### What you need to do
Search the records for "TradingView" and copy each line that holds it.

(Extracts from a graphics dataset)

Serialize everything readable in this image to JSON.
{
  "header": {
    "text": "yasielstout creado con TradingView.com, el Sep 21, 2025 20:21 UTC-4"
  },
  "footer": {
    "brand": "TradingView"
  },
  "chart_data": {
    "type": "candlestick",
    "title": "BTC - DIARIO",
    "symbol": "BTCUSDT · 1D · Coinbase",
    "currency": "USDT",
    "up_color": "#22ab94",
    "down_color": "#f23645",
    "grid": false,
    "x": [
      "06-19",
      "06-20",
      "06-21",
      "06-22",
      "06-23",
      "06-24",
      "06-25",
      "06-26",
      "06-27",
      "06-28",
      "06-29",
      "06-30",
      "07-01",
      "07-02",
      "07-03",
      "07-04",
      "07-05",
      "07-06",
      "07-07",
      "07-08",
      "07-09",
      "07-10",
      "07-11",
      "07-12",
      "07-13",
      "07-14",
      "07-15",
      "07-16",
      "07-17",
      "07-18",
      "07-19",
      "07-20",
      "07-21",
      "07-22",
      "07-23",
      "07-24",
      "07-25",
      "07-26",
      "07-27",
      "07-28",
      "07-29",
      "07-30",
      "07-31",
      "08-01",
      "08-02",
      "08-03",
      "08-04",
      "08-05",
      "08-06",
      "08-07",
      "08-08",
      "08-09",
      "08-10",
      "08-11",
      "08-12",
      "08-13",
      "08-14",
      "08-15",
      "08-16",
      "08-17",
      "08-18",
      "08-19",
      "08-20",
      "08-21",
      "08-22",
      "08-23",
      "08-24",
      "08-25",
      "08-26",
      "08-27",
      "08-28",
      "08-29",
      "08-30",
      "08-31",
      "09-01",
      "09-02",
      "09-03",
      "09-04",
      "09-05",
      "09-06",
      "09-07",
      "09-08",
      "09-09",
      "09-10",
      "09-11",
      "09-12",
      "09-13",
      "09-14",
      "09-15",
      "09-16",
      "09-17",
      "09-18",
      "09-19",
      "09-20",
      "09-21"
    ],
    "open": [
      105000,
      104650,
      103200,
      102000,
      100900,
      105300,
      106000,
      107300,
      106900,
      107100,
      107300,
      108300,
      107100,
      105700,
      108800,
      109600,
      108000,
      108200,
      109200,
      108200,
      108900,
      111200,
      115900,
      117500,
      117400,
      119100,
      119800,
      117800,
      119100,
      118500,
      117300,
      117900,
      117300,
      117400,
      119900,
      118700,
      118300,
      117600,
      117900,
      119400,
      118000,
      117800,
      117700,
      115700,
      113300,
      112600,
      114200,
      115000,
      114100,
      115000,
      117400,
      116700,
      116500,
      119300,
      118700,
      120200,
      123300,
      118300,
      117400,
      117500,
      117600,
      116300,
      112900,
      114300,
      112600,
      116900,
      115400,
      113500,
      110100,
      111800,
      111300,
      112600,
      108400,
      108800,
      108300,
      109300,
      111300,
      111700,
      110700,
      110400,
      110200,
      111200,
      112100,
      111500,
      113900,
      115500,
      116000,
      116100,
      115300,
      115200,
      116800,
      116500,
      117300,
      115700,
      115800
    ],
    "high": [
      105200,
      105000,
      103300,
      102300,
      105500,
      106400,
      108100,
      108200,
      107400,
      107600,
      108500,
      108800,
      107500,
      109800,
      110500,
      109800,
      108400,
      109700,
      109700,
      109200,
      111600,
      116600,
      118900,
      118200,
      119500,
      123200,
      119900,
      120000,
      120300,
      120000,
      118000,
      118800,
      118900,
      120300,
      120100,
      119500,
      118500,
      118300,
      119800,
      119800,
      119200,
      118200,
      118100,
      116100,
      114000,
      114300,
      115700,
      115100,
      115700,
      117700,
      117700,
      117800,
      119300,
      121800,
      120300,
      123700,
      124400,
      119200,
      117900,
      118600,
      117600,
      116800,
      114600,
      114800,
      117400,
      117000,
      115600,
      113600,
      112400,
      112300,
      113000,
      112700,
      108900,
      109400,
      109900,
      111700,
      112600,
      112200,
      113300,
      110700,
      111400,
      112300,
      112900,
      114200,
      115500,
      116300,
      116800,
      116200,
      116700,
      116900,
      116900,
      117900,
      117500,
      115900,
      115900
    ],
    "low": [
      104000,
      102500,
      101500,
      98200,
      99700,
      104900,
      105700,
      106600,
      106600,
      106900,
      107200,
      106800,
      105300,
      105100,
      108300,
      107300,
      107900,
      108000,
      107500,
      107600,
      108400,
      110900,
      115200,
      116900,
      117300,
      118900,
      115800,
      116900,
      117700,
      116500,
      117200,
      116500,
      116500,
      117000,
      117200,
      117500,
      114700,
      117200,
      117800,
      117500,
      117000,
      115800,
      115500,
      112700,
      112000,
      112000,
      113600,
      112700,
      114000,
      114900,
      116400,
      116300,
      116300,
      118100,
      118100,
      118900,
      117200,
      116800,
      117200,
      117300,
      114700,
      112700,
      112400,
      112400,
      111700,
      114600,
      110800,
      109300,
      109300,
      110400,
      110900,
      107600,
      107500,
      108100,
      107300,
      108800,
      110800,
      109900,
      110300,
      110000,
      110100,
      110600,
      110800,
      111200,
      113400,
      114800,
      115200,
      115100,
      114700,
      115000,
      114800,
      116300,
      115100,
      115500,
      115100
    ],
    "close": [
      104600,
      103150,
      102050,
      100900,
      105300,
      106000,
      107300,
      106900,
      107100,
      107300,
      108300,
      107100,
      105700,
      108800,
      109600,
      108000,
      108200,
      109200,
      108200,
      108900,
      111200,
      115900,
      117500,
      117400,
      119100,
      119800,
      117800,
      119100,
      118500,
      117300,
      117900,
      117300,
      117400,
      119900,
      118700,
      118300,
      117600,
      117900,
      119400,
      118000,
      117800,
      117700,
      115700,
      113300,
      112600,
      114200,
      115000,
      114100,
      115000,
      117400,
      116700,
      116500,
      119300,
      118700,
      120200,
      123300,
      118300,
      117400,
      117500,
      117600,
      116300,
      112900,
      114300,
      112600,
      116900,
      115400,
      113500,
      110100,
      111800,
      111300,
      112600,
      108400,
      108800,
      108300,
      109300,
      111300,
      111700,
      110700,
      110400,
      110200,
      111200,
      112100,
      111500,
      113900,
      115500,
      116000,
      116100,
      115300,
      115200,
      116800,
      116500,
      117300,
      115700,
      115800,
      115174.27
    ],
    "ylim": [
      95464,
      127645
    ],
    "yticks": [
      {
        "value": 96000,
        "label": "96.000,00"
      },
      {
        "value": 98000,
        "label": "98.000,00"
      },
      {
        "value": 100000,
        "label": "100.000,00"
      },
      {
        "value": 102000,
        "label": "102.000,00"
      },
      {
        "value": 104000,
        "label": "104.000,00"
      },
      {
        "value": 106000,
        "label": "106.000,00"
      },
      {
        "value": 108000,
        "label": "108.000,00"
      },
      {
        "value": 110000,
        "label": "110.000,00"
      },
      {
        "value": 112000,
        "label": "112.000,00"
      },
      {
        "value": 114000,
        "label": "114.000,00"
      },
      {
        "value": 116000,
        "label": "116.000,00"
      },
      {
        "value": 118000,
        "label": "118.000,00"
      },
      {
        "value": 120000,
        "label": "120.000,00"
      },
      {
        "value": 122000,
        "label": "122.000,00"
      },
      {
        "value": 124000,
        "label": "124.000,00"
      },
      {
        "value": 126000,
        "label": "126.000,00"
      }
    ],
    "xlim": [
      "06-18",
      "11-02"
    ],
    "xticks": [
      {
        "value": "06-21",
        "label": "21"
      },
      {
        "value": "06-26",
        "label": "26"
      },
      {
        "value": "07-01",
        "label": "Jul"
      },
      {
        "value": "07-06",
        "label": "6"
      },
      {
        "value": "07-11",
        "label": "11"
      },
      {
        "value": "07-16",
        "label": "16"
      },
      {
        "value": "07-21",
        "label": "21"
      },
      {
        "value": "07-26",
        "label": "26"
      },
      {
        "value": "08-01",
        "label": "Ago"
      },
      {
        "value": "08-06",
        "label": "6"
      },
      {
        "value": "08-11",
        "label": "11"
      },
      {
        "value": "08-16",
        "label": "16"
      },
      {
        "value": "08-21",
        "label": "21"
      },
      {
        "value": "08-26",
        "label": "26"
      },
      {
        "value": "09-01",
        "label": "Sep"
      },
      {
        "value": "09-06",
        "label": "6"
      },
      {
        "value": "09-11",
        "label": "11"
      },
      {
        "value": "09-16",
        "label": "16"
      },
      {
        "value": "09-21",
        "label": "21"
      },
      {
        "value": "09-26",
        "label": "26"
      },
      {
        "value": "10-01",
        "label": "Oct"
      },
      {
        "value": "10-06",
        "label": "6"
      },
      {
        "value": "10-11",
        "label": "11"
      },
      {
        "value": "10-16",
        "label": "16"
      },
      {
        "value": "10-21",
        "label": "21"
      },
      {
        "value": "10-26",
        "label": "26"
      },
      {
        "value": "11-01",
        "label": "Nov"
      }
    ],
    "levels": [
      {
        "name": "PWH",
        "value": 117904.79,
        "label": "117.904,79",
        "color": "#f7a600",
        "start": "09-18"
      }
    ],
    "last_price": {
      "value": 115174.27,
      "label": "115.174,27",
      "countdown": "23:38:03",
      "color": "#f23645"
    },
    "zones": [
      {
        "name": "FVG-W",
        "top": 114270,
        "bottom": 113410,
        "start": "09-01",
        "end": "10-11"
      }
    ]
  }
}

### Result
    "text": "yasielstout creado con TradingView.com, el Sep 21, 2025 20:21 UTC-4"
    "brand": "TradingView"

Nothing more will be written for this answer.